[A block of data]
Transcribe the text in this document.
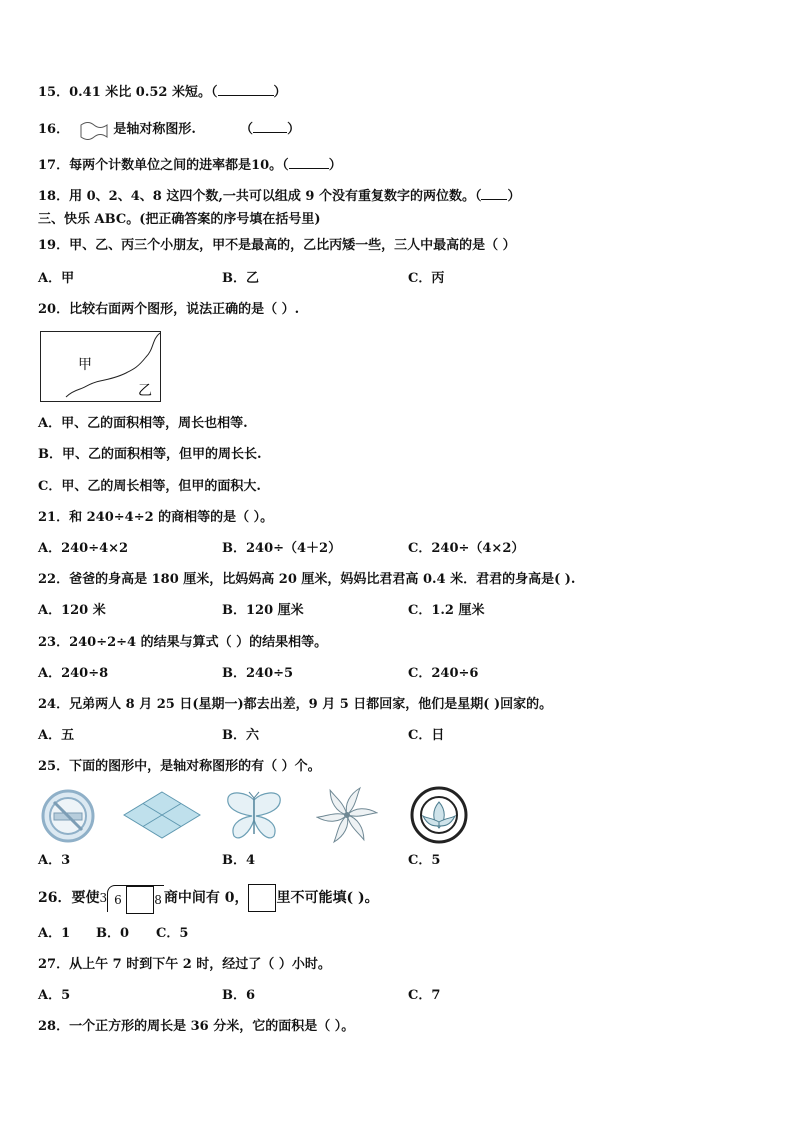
15．0.41 米比 0.52 米短。（	）
16．	是轴对称图形.	（	）
17．每两个计数单位之间的进率都是10。（	）
18．用 0、2、4、8 这四个数,一共可以组成 9 个没有重复数字的两位数。（ ）
三、快乐 ABC。(把正确答案的序号填在括号里)
19．甲、乙、丙三个小朋友，甲不是最高的，乙比丙矮一些，三人中最高的是（ ）
A．甲	B．乙	C．丙
20．比较右面两个图形，说法正确的是（ ）.
甲
乙
A．甲、乙的面积相等，周长也相等.
B．甲、乙的面积相等，但甲的周长长.
C．甲、乙的周长相等，但甲的面积大.
21．和 240÷4÷2 的商相等的是（ ）。
A．240÷4×2	B．240÷（4＋2）	C．240÷（4×2）
22．爸爸的身高是 180 厘米，比妈妈高 20 厘米，妈妈比君君高 0.4 米．君君的身高是( ).
A．120 米	B．120 厘米	C．1.2 厘米
23．240÷2÷4 的结果与算式（ ）的结果相等。
A．240÷8	B．240÷5	C．240÷6
24．兄弟两人 8 月 25 日(星期一)都去出差，9 月 5 日都回家，他们是星期( )回家的。
A．五	B．六	C．日
25．下面的图形中，是轴对称图形的有（ ）个。
A．3	B．4	C．5
26．要使3 6	8 商中间有 0， 里不可能填( )。
A．1 B．0 C．5
27．从上午 7 时到下午 2 时，经过了（ ）小时。
A．5	B．6	C．7
28．一个正方形的周长是 36 分米，它的面积是（ ）。
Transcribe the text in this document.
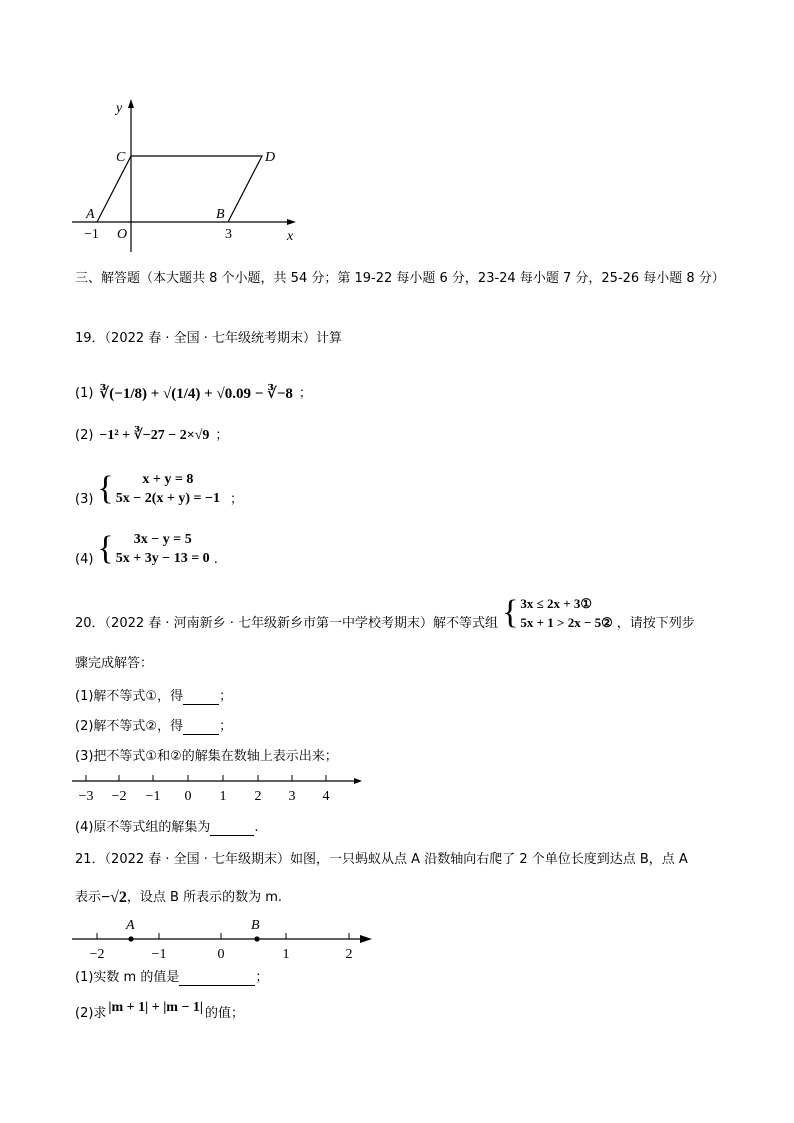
y
C	D
A	B
−1 O	3	x
三、解答题（本大题共 8 个小题，共 54 分；第 19-22 每小题 6 分，23-24 每小题 7 分，25-26 每小题 8 分）
19．（2022 春 · 全国 · 七年级统考期末）计算
(1) ∛(−1/8) + √(1/4) + √0.09 − ∛−8 ；
(2) −1² + ∛−27 − 2×√9 ；
(3) {	x + y = 8
5x − 2(x + y) = −1 ；
(4) {	3x − y = 5
5x + 3y − 13 = 0 .
20．（2022 春 · 河南新乡 · 七年级新乡市第一中学校考期末）解不等式组 { 3x ≤ 2x + 3①
5x + 1 > 2x − 5② ，请按下列步
骤完成解答：
(1)解不等式①，得	；
(2)解不等式②，得	；
(3)把不等式①和②的解集在数轴上表示出来；
−3 −2 −1 0 1 2 3 4
(4)原不等式组的解集为	.
21．（2022 春 · 全国 · 七年级期末）如图，一只蚂蚁从点 A 沿数轴向右爬了 2 个单位长度到达点 B，点 A
表示 −√2 ，设点 B 所表示的数为 m.
−2	−1	0	1	2
A	B
(1)实数 m 的值是	；
(2)求 |m + 1| + |m − 1| 的值；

■ Task objective: All of the material above should be reproduced exactly, except the pictures.

■ Solution for this task:
Transcribe the text in this document.
15．0.41 米比 0.52 米短。（	）
16．	是轴对称图形.	（	）
17．每两个计数单位之间的进率都是10。（	）
18．用 0、2、4、8 这四个数,一共可以组成 9 个没有重复数字的两位数。（ ）
三、快乐 ABC。(把正确答案的序号填在括号里)
19．甲、乙、丙三个小朋友，甲不是最高的，乙比丙矮一些，三人中最高的是（ ）
A．甲	B．乙	C．丙
20．比较右面两个图形，说法正确的是（ ）.
甲
乙
A．甲、乙的面积相等，周长也相等.
B．甲、乙的面积相等，但甲的周长长.
C．甲、乙的周长相等，但甲的面积大.
21．和 240÷4÷2 的商相等的是（ ）。
A．240÷4×2	B．240÷（4＋2）	C．240÷（4×2）
22．爸爸的身高是 180 厘米，比妈妈高 20 厘米，妈妈比君君高 0.4 米．君君的身高是( ).
A．120 米	B．120 厘米	C．1.2 厘米
23．240÷2÷4 的结果与算式（ ）的结果相等。
A．240÷8	B．240÷5	C．240÷6
24．兄弟两人 8 月 25 日(星期一)都去出差，9 月 5 日都回家，他们是星期( )回家的。
A．五	B．六	C．日
25．下面的图形中，是轴对称图形的有（ ）个。
A．3	B．4	C．5
26．要使3 6	8 商中间有 0， 里不可能填( )。
A．1 B．0 C．5
27．从上午 7 时到下午 2 时，经过了（ ）小时。
A．5	B．6	C．7
28．一个正方形的周长是 36 分米，它的面积是（ ）。
Transcribe the text in this document.
y
C	D
A	B
−1 O	3	x
三、解答题（本大题共 8 个小题，共 54 分；第 19-22 每小题 6 分，23-24 每小题 7 分，25-26 每小题 8 分）
19．（2022 春 · 全国 · 七年级统考期末）计算
(1) ∛(−1/8) + √(1/4) + √0.09 − ∛−8 ；
(2) −1² + ∛−27 − 2×√9 ；
(3) {	x + y = 8
5x − 2(x + y) = −1 ；
(4) {	3x − y = 5
5x + 3y − 13 = 0 .
20．（2022 春 · 河南新乡 · 七年级新乡市第一中学校考期末）解不等式组 { 3x ≤ 2x + 3①
5x + 1 > 2x − 5② ，请按下列步
骤完成解答：
(1)解不等式①，得	；
(2)解不等式②，得	；
(3)把不等式①和②的解集在数轴上表示出来；
−3 −2 −1 0 1 2 3 4
(4)原不等式组的解集为	.
21．（2022 春 · 全国 · 七年级期末）如图，一只蚂蚁从点 A 沿数轴向右爬了 2 个单位长度到达点 B，点 A
表示 −√2 ，设点 B 所表示的数为 m.
−2	−1	0	1	2
A	B
(1)实数 m 的值是	；
(2)求 |m + 1| + |m − 1| 的值；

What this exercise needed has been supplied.